### EXERCISE OBJECTIVE
Write the data out again, exactly as given.

⁂

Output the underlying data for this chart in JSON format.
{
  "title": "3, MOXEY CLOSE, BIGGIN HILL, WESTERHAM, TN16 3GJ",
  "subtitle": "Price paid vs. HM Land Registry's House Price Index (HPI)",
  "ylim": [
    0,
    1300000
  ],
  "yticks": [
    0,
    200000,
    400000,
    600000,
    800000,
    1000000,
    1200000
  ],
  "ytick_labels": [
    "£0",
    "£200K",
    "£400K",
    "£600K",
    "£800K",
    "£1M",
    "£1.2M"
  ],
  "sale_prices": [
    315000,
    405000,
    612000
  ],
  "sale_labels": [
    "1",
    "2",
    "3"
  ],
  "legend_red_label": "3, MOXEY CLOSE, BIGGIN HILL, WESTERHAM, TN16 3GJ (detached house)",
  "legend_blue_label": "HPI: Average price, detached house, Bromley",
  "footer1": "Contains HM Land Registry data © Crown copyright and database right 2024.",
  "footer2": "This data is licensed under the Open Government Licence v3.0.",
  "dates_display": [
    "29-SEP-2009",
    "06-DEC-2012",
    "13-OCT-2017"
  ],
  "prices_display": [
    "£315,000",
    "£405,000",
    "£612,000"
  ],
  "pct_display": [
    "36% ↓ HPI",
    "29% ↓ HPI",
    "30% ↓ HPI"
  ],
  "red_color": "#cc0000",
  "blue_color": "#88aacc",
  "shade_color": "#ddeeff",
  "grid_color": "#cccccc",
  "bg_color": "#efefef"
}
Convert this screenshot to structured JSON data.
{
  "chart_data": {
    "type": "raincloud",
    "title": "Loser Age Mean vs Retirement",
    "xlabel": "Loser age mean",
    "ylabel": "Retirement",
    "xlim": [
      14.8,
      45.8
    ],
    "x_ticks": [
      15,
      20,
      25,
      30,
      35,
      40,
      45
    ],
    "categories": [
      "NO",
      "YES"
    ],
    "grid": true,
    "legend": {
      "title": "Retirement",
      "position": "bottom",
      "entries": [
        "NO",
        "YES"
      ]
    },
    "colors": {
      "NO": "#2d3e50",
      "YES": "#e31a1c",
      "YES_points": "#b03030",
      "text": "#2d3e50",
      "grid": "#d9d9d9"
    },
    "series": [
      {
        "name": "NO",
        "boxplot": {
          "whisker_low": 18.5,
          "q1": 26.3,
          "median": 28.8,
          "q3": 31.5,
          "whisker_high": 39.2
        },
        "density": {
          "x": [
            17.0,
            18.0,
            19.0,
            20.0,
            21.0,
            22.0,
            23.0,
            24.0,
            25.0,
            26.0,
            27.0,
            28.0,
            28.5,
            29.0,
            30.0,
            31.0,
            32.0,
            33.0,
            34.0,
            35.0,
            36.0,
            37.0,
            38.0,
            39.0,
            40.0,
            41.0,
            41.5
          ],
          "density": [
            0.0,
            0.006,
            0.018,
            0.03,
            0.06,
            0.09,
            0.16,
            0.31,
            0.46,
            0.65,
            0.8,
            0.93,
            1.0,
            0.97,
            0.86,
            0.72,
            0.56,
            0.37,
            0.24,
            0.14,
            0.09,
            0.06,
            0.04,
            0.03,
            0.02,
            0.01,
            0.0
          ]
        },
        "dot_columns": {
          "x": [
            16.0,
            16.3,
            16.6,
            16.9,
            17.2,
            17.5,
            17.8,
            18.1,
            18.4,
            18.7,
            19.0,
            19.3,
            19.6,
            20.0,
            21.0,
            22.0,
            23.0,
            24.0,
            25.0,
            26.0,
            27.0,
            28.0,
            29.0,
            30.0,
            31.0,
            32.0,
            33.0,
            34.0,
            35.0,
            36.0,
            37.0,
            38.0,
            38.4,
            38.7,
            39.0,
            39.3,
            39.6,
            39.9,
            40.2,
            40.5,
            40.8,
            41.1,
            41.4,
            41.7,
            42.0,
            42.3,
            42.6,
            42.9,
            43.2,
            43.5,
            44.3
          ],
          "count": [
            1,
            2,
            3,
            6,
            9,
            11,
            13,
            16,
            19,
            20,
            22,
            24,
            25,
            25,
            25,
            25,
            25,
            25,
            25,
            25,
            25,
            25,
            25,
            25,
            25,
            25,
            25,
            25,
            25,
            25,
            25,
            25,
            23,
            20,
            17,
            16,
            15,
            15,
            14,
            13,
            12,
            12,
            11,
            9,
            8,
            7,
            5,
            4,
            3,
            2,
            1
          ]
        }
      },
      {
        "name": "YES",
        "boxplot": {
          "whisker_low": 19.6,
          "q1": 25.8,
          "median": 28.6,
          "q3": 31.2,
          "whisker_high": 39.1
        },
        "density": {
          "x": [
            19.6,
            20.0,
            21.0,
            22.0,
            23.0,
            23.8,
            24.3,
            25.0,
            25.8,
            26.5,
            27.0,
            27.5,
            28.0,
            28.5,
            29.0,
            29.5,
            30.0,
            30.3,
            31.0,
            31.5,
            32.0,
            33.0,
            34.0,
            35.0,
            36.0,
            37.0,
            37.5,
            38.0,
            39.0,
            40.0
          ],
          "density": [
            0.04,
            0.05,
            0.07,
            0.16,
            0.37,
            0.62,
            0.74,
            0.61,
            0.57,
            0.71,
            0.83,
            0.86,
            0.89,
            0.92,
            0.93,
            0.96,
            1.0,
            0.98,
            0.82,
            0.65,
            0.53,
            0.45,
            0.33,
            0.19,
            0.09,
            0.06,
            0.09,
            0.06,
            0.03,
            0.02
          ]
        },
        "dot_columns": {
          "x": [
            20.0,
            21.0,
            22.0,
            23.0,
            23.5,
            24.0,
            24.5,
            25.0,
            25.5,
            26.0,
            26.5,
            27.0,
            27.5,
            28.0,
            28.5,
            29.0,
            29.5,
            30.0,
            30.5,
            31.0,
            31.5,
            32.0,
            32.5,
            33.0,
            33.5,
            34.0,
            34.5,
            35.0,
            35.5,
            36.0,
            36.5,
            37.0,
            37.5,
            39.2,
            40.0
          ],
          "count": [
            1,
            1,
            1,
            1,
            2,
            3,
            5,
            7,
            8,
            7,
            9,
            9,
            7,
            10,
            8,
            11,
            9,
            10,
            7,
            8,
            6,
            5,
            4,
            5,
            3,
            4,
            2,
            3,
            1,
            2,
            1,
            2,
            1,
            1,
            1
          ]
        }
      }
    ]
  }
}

⁂

### COMPLETE OUTPUT
Output the underlying data for this chart in JSON format.
{
  "title": "3, MOXEY CLOSE, BIGGIN HILL, WESTERHAM, TN16 3GJ",
  "subtitle": "Price paid vs. HM Land Registry's House Price Index (HPI)",
  "ylim": [
    0,
    1300000
  ],
  "yticks": [
    0,
    200000,
    400000,
    600000,
    800000,
    1000000,
    1200000
  ],
  "ytick_labels": [
    "£0",
    "£200K",
    "£400K",
    "£600K",
    "£800K",
    "£1M",
    "£1.2M"
  ],
  "sale_prices": [
    315000,
    405000,
    612000
  ],
  "sale_labels": [
    "1",
    "2",
    "3"
  ],
  "legend_red_label": "3, MOXEY CLOSE, BIGGIN HILL, WESTERHAM, TN16 3GJ (detached house)",
  "legend_blue_label": "HPI: Average price, detached house, Bromley",
  "footer1": "Contains HM Land Registry data © Crown copyright and database right 2024.",
  "footer2": "This data is licensed under the Open Government Licence v3.0.",
  "dates_display": [
    "29-SEP-2009",
    "06-DEC-2012",
    "13-OCT-2017"
  ],
  "prices_display": [
    "£315,000",
    "£405,000",
    "£612,000"
  ],
  "pct_display": [
    "36% ↓ HPI",
    "29% ↓ HPI",
    "30% ↓ HPI"
  ],
  "red_color": "#cc0000",
  "blue_color": "#88aacc",
  "shade_color": "#ddeeff",
  "grid_color": "#cccccc",
  "bg_color": "#efefef"
}
Convert this screenshot to structured JSON data.
{
  "chart_data": {
    "type": "raincloud",
    "title": "Loser Age Mean vs Retirement",
    "xlabel": "Loser age mean",
    "ylabel": "Retirement",
    "xlim": [
      14.8,
      45.8
    ],
    "x_ticks": [
      15,
      20,
      25,
      30,
      35,
      40,
      45
    ],
    "categories": [
      "NO",
      "YES"
    ],
    "grid": true,
    "legend": {
      "title": "Retirement",
      "position": "bottom",
      "entries": [
        "NO",
        "YES"
      ]
    },
    "colors": {
      "NO": "#2d3e50",
      "YES": "#e31a1c",
      "YES_points": "#b03030",
      "text": "#2d3e50",
      "grid": "#d9d9d9"
    },
    "series": [
      {
        "name": "NO",
        "boxplot": {
          "whisker_low": 18.5,
          "q1": 26.3,
          "median": 28.8,
          "q3": 31.5,
          "whisker_high": 39.2
        },
        "density": {
          "x": [
            17.0,
            18.0,
            19.0,
            20.0,
            21.0,
            22.0,
            23.0,
            24.0,
            25.0,
            26.0,
            27.0,
            28.0,
            28.5,
            29.0,
            30.0,
            31.0,
            32.0,
            33.0,
            34.0,
            35.0,
            36.0,
            37.0,
            38.0,
            39.0,
            40.0,
            41.0,
            41.5
          ],
          "density": [
            0.0,
            0.006,
            0.018,
            0.03,
            0.06,
            0.09,
            0.16,
            0.31,
            0.46,
            0.65,
            0.8,
            0.93,
            1.0,
            0.97,
            0.86,
            0.72,
            0.56,
            0.37,
            0.24,
            0.14,
            0.09,
            0.06,
            0.04,
            0.03,
            0.02,
            0.01,
            0.0
          ]
        },
        "dot_columns": {
          "x": [
            16.0,
            16.3,
            16.6,
            16.9,
            17.2,
            17.5,
            17.8,
            18.1,
            18.4,
            18.7,
            19.0,
            19.3,
            19.6,
            20.0,
            21.0,
            22.0,
            23.0,
            24.0,
            25.0,
            26.0,
            27.0,
            28.0,
            29.0,
            30.0,
            31.0,
            32.0,
            33.0,
            34.0,
            35.0,
            36.0,
            37.0,
            38.0,
            38.4,
            38.7,
            39.0,
            39.3,
            39.6,
            39.9,
            40.2,
            40.5,
            40.8,
            41.1,
            41.4,
            41.7,
            42.0,
            42.3,
            42.6,
            42.9,
            43.2,
            43.5,
            44.3
          ],
          "count": [
            1,
            2,
            3,
            6,
            9,
            11,
            13,
            16,
            19,
            20,
            22,
            24,
            25,
            25,
            25,
            25,
            25,
            25,
            25,
            25,
            25,
            25,
            25,
            25,
            25,
            25,
            25,
            25,
            25,
            25,
            25,
            25,
            23,
            20,
            17,
            16,
            15,
            15,
            14,
            13,
            12,
            12,
            11,
            9,
            8,
            7,
            5,
            4,
            3,
            2,
            1
          ]
        }
      },
      {
        "name": "YES",
        "boxplot": {
          "whisker_low": 19.6,
          "q1": 25.8,
          "median": 28.6,
          "q3": 31.2,
          "whisker_high": 39.1
        },
        "density": {
          "x": [
            19.6,
            20.0,
            21.0,
            22.0,
            23.0,
            23.8,
            24.3,
            25.0,
            25.8,
            26.5,
            27.0,
            27.5,
            28.0,
            28.5,
            29.0,
            29.5,
            30.0,
            30.3,
            31.0,
            31.5,
            32.0,
            33.0,
            34.0,
            35.0,
            36.0,
            37.0,
            37.5,
            38.0,
            39.0,
            40.0
          ],
          "density": [
            0.04,
            0.05,
            0.07,
            0.16,
            0.37,
            0.62,
            0.74,
            0.61,
            0.57,
            0.71,
            0.83,
            0.86,
            0.89,
            0.92,
            0.93,
            0.96,
            1.0,
            0.98,
            0.82,
            0.65,
            0.53,
            0.45,
            0.33,
            0.19,
            0.09,
            0.06,
            0.09,
            0.06,
            0.03,
            0.02
          ]
        },
        "dot_columns": {
          "x": [
            20.0,
            21.0,
            22.0,
            23.0,
            23.5,
            24.0,
            24.5,
            25.0,
            25.5,
            26.0,
            26.5,
            27.0,
            27.5,
            28.0,
            28.5,
            29.0,
            29.5,
            30.0,
            30.5,
            31.0,
            31.5,
            32.0,
            32.5,
            33.0,
            33.5,
            34.0,
            34.5,
            35.0,
            35.5,
            36.0,
            36.5,
            37.0,
            37.5,
            39.2,
            40.0
          ],
          "count": [
            1,
            1,
            1,
            1,
            2,
            3,
            5,
            7,
            8,
            7,
            9,
            9,
            7,
            10,
            8,
            11,
            9,
            10,
            7,
            8,
            6,
            5,
            4,
            5,
            3,
            4,
            2,
            3,
            1,
            2,
            1,
            2,
            1,
            1,
            1
          ]
        }
      }
    ]
  }
}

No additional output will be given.